### Objective
From the listing below, extract every line containing "Existing".

### Supplied material

____

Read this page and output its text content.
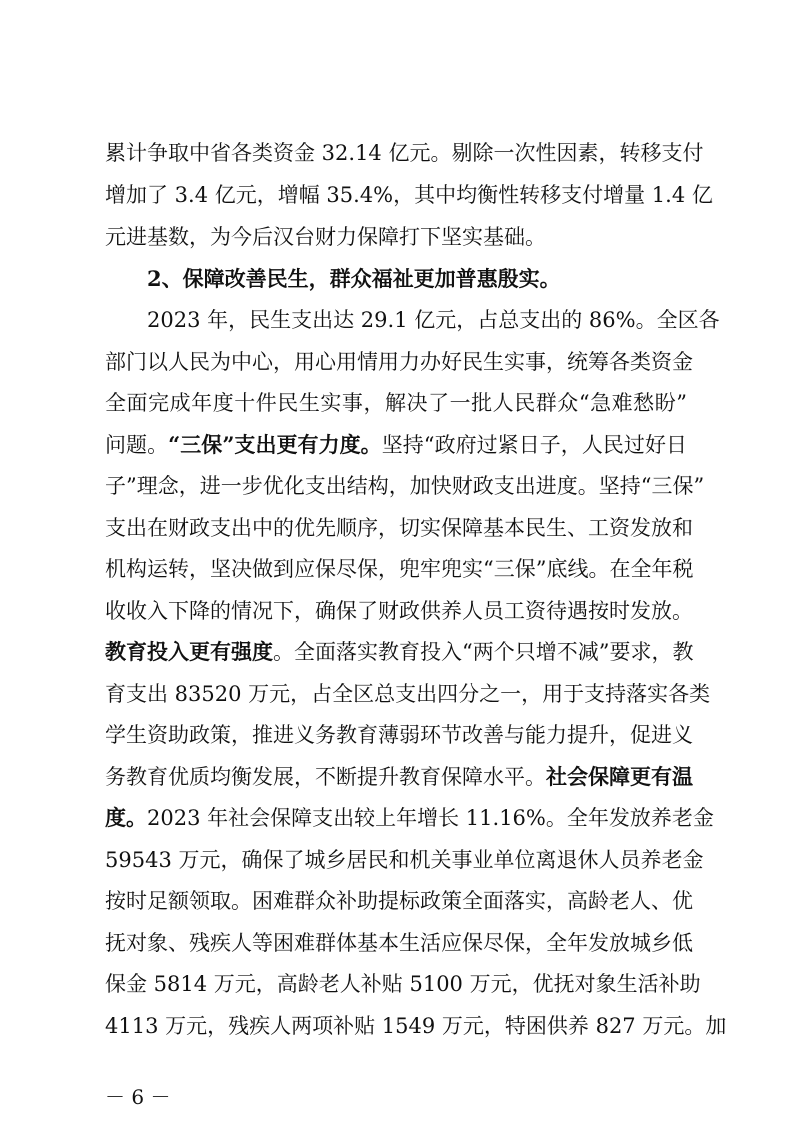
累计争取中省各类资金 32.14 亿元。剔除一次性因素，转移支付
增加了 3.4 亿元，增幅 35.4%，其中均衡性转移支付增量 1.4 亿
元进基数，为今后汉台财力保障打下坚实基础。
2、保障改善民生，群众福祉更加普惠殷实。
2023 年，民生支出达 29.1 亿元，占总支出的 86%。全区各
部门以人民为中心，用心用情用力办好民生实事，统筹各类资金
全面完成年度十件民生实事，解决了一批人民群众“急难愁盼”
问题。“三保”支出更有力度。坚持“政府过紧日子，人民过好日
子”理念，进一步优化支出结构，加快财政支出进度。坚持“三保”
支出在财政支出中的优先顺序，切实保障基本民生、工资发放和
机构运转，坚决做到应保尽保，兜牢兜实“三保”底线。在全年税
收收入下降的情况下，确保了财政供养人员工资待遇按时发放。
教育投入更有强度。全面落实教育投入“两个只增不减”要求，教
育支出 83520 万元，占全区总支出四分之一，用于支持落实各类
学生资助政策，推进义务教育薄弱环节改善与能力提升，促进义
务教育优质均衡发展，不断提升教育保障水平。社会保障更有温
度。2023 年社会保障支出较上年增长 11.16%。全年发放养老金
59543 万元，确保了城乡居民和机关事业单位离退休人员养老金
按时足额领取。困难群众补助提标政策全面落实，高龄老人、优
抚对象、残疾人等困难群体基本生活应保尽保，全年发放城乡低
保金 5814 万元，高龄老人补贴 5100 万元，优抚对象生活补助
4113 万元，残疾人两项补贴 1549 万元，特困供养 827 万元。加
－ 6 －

____

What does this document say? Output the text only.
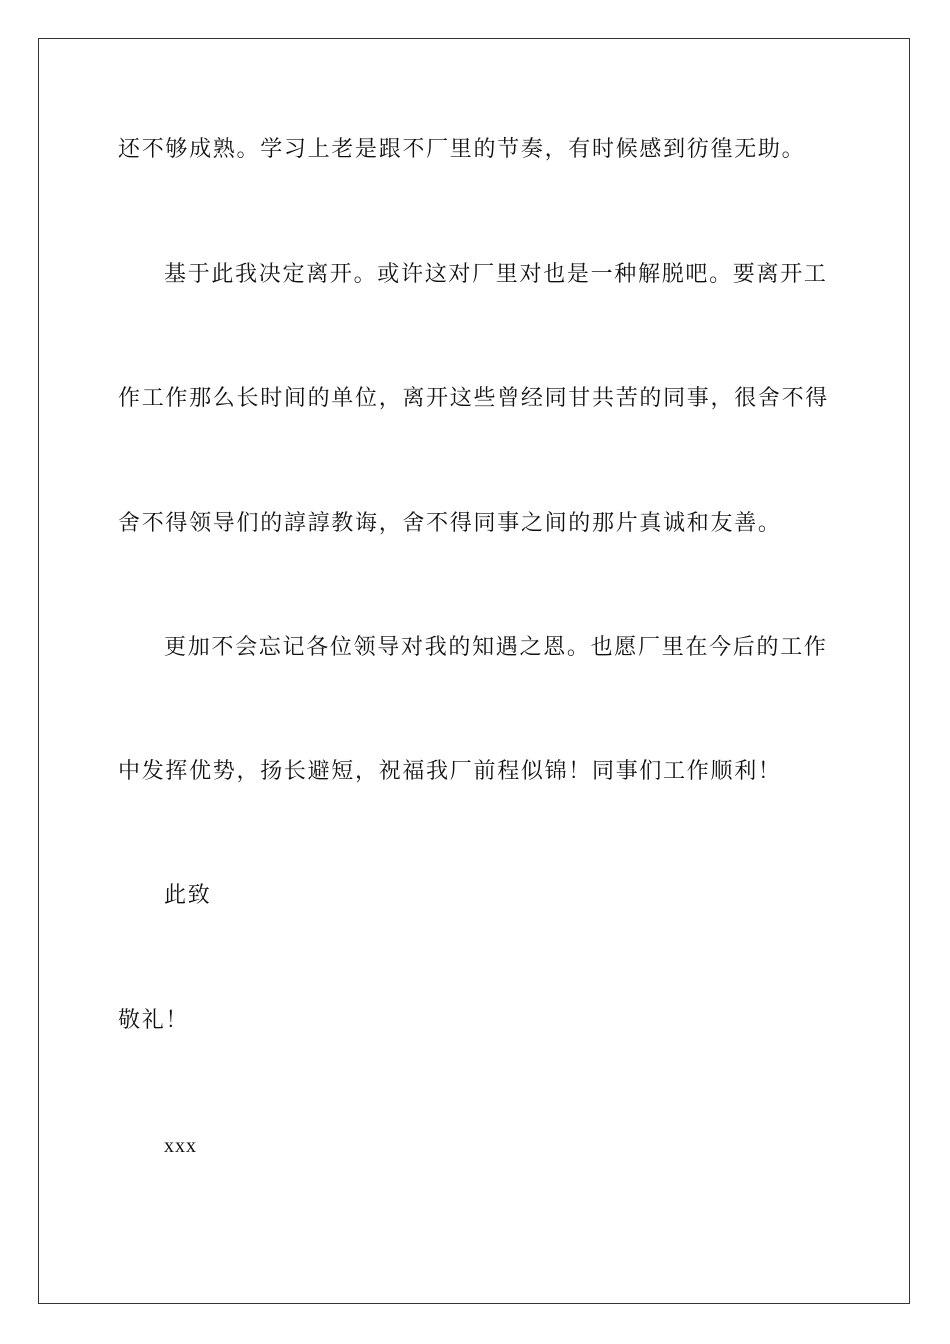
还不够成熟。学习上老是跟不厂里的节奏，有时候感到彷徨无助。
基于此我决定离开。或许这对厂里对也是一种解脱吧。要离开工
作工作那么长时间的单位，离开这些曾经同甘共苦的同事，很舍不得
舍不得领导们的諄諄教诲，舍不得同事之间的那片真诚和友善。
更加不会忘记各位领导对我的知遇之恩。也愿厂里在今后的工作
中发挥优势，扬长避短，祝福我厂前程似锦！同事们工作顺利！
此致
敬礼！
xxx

____

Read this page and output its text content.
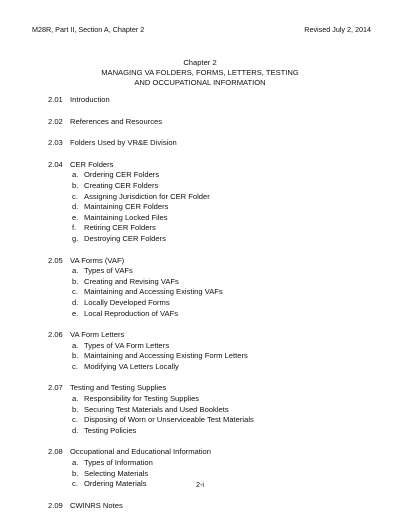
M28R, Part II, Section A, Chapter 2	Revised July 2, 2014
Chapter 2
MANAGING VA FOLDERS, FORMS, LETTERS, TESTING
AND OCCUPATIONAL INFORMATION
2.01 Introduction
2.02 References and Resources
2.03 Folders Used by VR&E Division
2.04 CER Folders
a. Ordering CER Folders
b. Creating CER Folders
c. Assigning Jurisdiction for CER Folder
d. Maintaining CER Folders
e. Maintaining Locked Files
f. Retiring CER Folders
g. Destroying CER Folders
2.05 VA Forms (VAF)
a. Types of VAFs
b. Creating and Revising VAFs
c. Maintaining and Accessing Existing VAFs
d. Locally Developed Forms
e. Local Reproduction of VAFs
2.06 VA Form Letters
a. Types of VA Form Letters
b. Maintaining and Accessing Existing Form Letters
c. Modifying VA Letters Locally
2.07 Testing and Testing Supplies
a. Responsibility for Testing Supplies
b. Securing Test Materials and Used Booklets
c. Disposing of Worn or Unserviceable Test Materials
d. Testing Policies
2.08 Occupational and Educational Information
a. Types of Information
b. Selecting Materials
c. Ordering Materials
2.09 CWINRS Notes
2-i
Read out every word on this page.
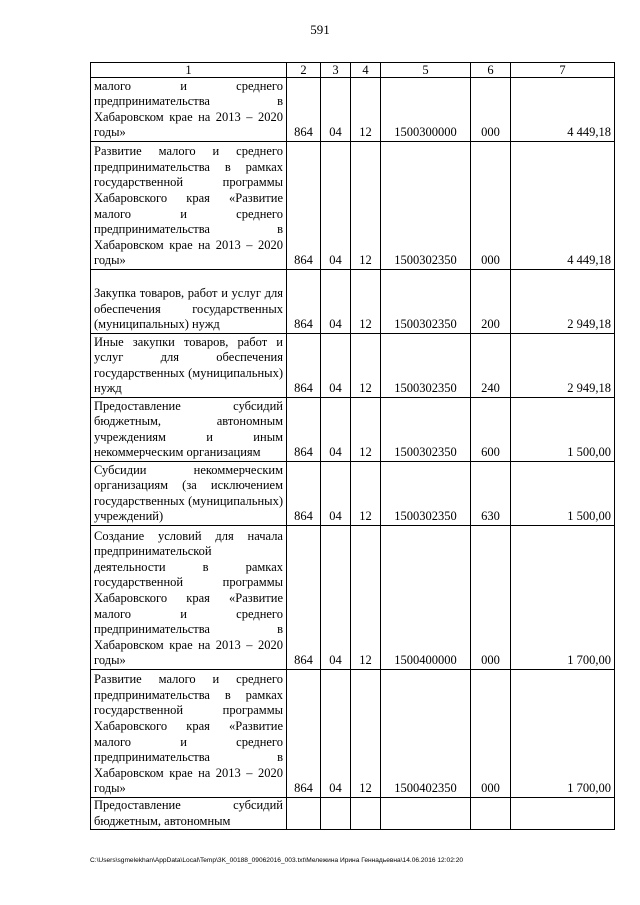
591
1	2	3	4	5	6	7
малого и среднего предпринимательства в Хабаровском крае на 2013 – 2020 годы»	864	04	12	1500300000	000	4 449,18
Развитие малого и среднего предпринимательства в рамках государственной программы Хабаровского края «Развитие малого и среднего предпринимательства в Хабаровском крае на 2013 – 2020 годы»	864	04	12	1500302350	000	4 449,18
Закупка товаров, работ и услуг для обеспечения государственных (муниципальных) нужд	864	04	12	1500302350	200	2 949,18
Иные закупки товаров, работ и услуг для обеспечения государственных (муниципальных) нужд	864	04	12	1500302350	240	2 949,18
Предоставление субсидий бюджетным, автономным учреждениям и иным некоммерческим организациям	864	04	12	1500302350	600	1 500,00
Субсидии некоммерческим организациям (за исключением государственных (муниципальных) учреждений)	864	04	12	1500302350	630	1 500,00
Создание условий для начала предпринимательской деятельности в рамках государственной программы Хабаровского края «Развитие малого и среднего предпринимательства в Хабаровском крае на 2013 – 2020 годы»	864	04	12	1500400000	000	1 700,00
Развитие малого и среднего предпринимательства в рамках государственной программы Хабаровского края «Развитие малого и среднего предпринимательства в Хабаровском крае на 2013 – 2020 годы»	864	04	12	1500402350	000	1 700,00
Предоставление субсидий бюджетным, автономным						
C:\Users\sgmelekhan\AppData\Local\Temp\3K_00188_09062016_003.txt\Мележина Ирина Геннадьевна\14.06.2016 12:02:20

____

### Worked solution
c. Maintaining and Accessing Existing VAFs
b. Maintaining and Accessing Existing Form Letters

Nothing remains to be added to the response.